[Data excerpts]

▽

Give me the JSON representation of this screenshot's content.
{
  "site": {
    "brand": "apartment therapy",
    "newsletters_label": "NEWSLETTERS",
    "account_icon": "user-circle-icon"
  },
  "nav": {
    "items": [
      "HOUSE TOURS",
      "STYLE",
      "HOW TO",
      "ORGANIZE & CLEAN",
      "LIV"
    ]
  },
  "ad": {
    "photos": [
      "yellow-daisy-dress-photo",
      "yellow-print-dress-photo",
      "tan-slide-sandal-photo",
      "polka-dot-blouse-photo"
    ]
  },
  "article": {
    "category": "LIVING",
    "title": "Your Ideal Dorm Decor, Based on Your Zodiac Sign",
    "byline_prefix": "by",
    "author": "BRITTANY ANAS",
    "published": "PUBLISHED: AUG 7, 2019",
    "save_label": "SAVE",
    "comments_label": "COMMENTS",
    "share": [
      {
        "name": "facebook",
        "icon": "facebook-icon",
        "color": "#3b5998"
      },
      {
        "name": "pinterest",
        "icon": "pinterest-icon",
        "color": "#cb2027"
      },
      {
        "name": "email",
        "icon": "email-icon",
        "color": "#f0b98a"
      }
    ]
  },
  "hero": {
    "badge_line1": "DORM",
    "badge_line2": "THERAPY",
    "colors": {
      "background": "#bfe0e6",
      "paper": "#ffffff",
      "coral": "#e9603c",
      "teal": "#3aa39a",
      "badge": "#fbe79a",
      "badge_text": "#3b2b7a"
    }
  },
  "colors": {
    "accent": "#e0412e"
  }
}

△

▶ _PROBLEM DESCRIPTION_: Among the records above, find each line holding the string "yellow" and pull it out.

▶ _PROBLEM SOLUTION_:
      "yellow-daisy-dress-photo",
      "yellow-print-dress-photo",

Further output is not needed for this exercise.